> [Directive]: Report each line of the data that has "check" somewhere in it.

-------- Data for processing --------

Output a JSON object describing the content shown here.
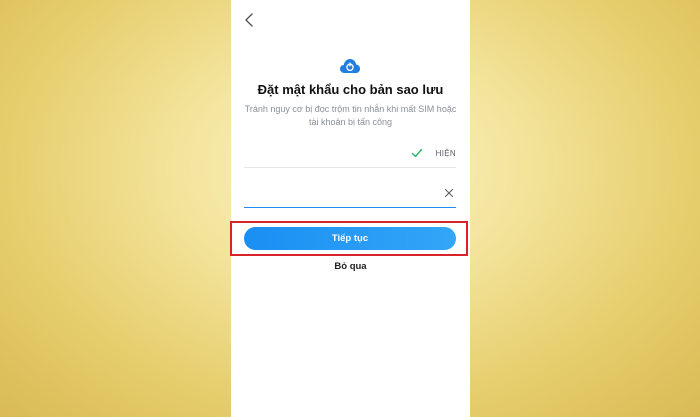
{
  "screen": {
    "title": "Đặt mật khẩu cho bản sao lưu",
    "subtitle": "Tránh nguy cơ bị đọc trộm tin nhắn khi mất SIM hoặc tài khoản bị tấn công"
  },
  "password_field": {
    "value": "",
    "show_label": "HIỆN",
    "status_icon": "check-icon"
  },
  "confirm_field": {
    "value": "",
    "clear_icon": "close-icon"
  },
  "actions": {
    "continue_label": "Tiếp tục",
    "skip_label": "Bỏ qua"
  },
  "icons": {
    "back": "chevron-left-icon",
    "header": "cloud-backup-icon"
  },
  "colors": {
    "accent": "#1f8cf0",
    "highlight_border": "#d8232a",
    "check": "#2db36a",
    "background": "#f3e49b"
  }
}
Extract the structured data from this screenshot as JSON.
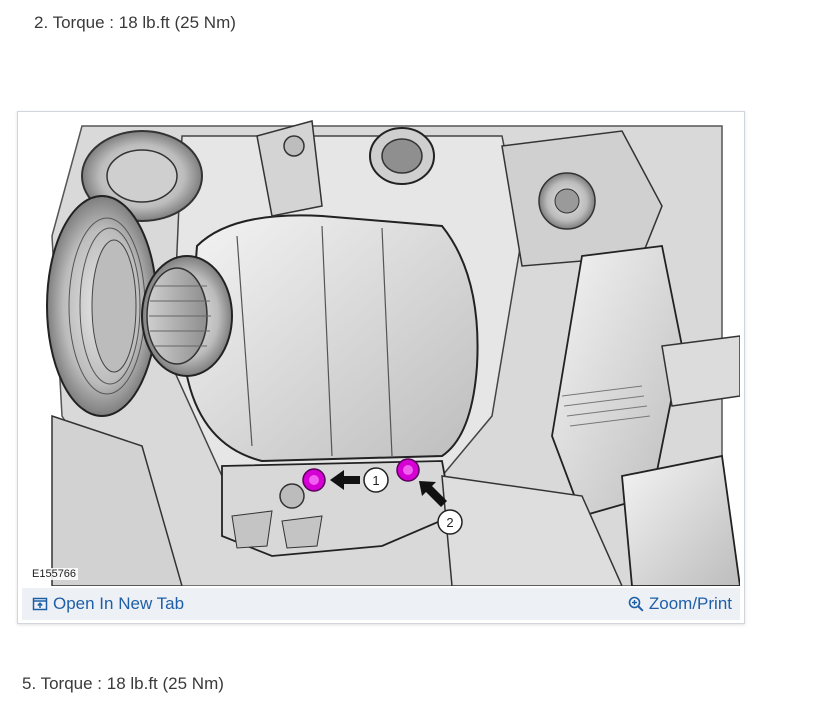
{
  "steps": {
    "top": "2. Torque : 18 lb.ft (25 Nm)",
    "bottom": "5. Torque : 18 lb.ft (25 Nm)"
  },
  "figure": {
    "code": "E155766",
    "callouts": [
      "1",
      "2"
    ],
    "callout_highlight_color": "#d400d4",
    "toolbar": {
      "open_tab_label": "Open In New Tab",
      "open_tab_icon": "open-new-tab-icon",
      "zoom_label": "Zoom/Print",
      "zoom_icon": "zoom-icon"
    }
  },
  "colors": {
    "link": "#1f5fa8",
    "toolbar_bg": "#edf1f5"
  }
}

--------

> [Solved exercise]:
    "status_icon": "check-icon"
    "check": "#2db36a",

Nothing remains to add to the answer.